▸ Exercise description
Without omitting anything, retype the data that follows.

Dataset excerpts
## START
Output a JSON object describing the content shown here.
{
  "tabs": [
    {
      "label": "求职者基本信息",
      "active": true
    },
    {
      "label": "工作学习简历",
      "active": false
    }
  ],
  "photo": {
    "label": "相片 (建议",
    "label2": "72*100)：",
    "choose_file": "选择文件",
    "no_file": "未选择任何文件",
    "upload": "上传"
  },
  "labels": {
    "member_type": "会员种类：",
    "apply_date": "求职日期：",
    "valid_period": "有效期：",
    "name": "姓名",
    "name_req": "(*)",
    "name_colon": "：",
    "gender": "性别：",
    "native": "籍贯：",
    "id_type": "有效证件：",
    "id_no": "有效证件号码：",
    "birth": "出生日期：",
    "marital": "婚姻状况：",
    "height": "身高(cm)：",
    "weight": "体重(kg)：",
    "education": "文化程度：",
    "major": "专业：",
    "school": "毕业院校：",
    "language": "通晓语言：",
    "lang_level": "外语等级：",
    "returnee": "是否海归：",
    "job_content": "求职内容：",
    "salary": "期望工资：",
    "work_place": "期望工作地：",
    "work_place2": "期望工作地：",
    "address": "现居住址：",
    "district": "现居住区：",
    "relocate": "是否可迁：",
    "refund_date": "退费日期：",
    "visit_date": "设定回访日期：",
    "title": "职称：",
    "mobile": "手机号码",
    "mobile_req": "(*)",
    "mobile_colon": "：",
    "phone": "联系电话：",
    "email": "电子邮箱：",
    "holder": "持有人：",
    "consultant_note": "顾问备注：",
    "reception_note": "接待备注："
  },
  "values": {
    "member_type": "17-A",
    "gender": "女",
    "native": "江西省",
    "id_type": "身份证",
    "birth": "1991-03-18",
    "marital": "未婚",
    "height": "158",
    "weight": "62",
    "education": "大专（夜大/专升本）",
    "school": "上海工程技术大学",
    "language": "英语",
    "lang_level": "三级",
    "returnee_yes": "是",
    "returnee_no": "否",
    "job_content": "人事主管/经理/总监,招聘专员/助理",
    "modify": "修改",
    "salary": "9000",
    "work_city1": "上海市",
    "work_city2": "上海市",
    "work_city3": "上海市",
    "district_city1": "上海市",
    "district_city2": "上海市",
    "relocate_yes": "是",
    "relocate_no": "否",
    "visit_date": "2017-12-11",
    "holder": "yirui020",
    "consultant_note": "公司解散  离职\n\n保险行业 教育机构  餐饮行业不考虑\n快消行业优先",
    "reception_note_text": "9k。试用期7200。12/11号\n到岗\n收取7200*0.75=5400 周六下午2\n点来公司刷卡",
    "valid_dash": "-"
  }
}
## END
▸ Correct answer
Output a JSON object describing the content shown here.
{
  "tabs": [
    {
      "label": "求职者基本信息",
      "active": true
    },
    {
      "label": "工作学习简历",
      "active": false
    }
  ],
  "photo": {
    "label": "相片 (建议",
    "label2": "72*100)：",
    "choose_file": "选择文件",
    "no_file": "未选择任何文件",
    "upload": "上传"
  },
  "labels": {
    "member_type": "会员种类：",
    "apply_date": "求职日期：",
    "valid_period": "有效期：",
    "name": "姓名",
    "name_req": "(*)",
    "name_colon": "：",
    "gender": "性别：",
    "native": "籍贯：",
    "id_type": "有效证件：",
    "id_no": "有效证件号码：",
    "birth": "出生日期：",
    "marital": "婚姻状况：",
    "height": "身高(cm)：",
    "weight": "体重(kg)：",
    "education": "文化程度：",
    "major": "专业：",
    "school": "毕业院校：",
    "language": "通晓语言：",
    "lang_level": "外语等级：",
    "returnee": "是否海归：",
    "job_content": "求职内容：",
    "salary": "期望工资：",
    "work_place": "期望工作地：",
    "work_place2": "期望工作地：",
    "address": "现居住址：",
    "district": "现居住区：",
    "relocate": "是否可迁：",
    "refund_date": "退费日期：",
    "visit_date": "设定回访日期：",
    "title": "职称：",
    "mobile": "手机号码",
    "mobile_req": "(*)",
    "mobile_colon": "：",
    "phone": "联系电话：",
    "email": "电子邮箱：",
    "holder": "持有人：",
    "consultant_note": "顾问备注：",
    "reception_note": "接待备注："
  },
  "values": {
    "member_type": "17-A",
    "gender": "女",
    "native": "江西省",
    "id_type": "身份证",
    "birth": "1991-03-18",
    "marital": "未婚",
    "height": "158",
    "weight": "62",
    "education": "大专（夜大/专升本）",
    "school": "上海工程技术大学",
    "language": "英语",
    "lang_level": "三级",
    "returnee_yes": "是",
    "returnee_no": "否",
    "job_content": "人事主管/经理/总监,招聘专员/助理",
    "modify": "修改",
    "salary": "9000",
    "work_city1": "上海市",
    "work_city2": "上海市",
    "work_city3": "上海市",
    "district_city1": "上海市",
    "district_city2": "上海市",
    "relocate_yes": "是",
    "relocate_no": "否",
    "visit_date": "2017-12-11",
    "holder": "yirui020",
    "consultant_note": "公司解散  离职\n\n保险行业 教育机构  餐饮行业不考虑\n快消行业优先",
    "reception_note_text": "9k。试用期7200。12/11号\n到岗\n收取7200*0.75=5400 周六下午2\n点来公司刷卡",
    "valid_dash": "-"
  }
}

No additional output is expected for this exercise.